##### Material for the task

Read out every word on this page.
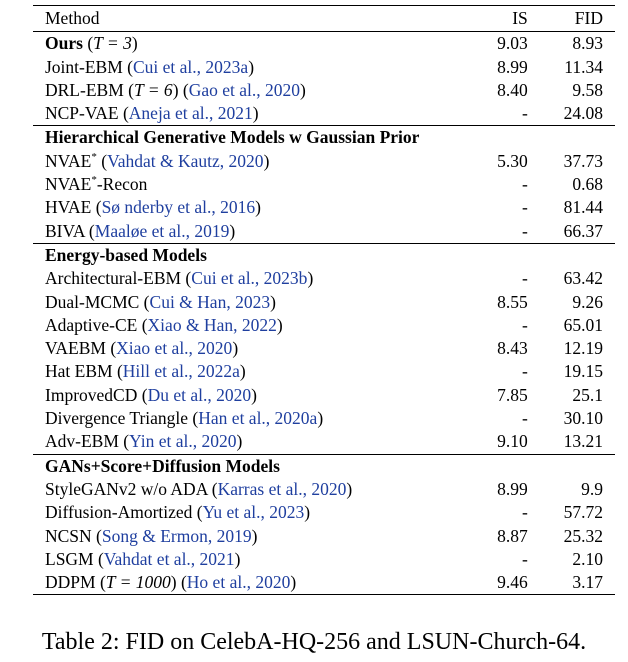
Method	IS	FID
Ours (T = 3)	9.03	8.93
Joint-EBM (Cui et al., 2023a)	8.99	11.34
DRL-EBM (T = 6) (Gao et al., 2020)	8.40	9.58
NCP-VAE (Aneja et al., 2021)	-	24.08
Hierarchical Generative Models w Gaussian Prior		
NVAE* (Vahdat & Kautz, 2020)	5.30	37.73
NVAE*-Recon	-	0.68
HVAE (Sø nderby et al., 2016)	-	81.44
BIVA (Maaløe et al., 2019)	-	66.37
Energy-based Models		
Architectural-EBM (Cui et al., 2023b)	-	63.42
Dual-MCMC (Cui & Han, 2023)	8.55	9.26
Adaptive-CE (Xiao & Han, 2022)	-	65.01
VAEBM (Xiao et al., 2020)	8.43	12.19
Hat EBM (Hill et al., 2022a)	-	19.15
ImprovedCD (Du et al., 2020)	7.85	25.1
Divergence Triangle (Han et al., 2020a)	-	30.10
Adv-EBM (Yin et al., 2020)	9.10	13.21
GANs+Score+Diffusion Models		
StyleGANv2 w/o ADA (Karras et al., 2020)	8.99	9.9
Diffusion-Amortized (Yu et al., 2023)	-	57.72
NCSN (Song & Ermon, 2019)	8.87	25.32
LSGM (Vahdat et al., 2021)	-	2.10
DDPM (T = 1000) (Ho et al., 2020)	9.46	3.17
Table 2: FID on CelebA-HQ-256 and LSUN-Church-64.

##########

▸ What you will do:
Please write out all the data again word for word, but not the pictures.

▸ Solution:
Read out every word on this page.
Method	IS	FID
Ours (T = 3)	9.03	8.93
Joint-EBM (Cui et al., 2023a)	8.99	11.34
DRL-EBM (T = 6) (Gao et al., 2020)	8.40	9.58
NCP-VAE (Aneja et al., 2021)	-	24.08
Hierarchical Generative Models w Gaussian Prior		
NVAE* (Vahdat & Kautz, 2020)	5.30	37.73
NVAE*-Recon	-	0.68
HVAE (Sø nderby et al., 2016)	-	81.44
BIVA (Maaløe et al., 2019)	-	66.37
Energy-based Models		
Architectural-EBM (Cui et al., 2023b)	-	63.42
Dual-MCMC (Cui & Han, 2023)	8.55	9.26
Adaptive-CE (Xiao & Han, 2022)	-	65.01
VAEBM (Xiao et al., 2020)	8.43	12.19
Hat EBM (Hill et al., 2022a)	-	19.15
ImprovedCD (Du et al., 2020)	7.85	25.1
Divergence Triangle (Han et al., 2020a)	-	30.10
Adv-EBM (Yin et al., 2020)	9.10	13.21
GANs+Score+Diffusion Models		
StyleGANv2 w/o ADA (Karras et al., 2020)	8.99	9.9
Diffusion-Amortized (Yu et al., 2023)	-	57.72
NCSN (Song & Ermon, 2019)	8.87	25.32
LSGM (Vahdat et al., 2021)	-	2.10
DDPM (T = 1000) (Ho et al., 2020)	9.46	3.17
Table 2: FID on CelebA-HQ-256 and LSUN-Church-64.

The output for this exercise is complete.